Show each line that has the string "English" in it.
##### Supplied data #####
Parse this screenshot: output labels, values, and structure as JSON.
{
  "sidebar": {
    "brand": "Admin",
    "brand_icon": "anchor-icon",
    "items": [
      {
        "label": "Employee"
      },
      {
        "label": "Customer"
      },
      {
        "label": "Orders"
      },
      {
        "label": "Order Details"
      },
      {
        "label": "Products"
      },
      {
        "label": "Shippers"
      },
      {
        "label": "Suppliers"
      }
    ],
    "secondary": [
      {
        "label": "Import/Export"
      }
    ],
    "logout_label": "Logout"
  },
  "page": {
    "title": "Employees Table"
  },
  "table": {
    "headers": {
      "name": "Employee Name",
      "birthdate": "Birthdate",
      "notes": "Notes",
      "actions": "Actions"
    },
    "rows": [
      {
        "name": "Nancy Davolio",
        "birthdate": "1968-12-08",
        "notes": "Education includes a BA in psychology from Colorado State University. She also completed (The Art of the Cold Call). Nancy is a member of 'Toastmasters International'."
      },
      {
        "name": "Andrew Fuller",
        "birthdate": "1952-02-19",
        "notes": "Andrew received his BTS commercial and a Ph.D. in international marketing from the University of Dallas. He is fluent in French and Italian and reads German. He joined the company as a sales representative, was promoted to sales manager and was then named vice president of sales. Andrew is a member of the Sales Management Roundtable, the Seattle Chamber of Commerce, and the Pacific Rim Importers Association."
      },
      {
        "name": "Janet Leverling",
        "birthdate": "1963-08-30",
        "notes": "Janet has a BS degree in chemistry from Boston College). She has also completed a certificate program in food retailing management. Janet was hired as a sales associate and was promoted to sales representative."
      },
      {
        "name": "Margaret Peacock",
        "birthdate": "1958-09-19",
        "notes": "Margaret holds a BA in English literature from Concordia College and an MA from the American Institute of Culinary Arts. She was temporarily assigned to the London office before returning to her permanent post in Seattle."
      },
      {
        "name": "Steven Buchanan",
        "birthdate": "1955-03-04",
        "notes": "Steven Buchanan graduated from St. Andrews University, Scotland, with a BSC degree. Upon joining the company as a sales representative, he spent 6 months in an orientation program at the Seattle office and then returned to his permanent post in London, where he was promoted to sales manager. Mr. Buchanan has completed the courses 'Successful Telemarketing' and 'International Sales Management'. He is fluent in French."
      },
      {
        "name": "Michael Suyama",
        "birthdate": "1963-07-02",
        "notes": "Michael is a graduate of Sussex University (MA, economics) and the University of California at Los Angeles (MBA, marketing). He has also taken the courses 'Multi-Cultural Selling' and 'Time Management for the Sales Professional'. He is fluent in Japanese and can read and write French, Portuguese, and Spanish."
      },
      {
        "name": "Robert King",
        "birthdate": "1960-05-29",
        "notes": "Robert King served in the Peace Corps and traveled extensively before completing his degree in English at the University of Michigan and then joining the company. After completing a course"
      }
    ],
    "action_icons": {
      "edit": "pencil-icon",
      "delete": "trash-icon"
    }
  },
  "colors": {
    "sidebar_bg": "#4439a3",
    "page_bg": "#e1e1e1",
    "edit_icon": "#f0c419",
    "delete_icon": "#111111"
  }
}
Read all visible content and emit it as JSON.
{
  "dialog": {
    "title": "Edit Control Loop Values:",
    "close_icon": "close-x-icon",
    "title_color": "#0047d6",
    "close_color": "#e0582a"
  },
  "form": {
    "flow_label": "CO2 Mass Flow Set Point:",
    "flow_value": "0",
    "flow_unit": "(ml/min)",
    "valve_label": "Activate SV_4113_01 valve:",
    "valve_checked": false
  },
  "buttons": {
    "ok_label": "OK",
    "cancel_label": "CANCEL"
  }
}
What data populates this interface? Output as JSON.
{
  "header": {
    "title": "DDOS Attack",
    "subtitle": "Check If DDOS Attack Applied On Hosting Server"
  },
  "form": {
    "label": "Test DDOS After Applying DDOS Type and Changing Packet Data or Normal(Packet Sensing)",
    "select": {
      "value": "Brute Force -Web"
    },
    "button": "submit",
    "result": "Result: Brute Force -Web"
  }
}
#####
** Exercise output **
        "notes": "Margaret holds a BA in English literature from Concordia College and an MA from the American Institute of Culinary Arts. She was temporarily assigned to the London office before returning to her permanent post in Seattle."
        "notes": "Robert King served in the Peace Corps and traveled extensively before completing his degree in English at the University of Michigan and then joining the company. After completing a course"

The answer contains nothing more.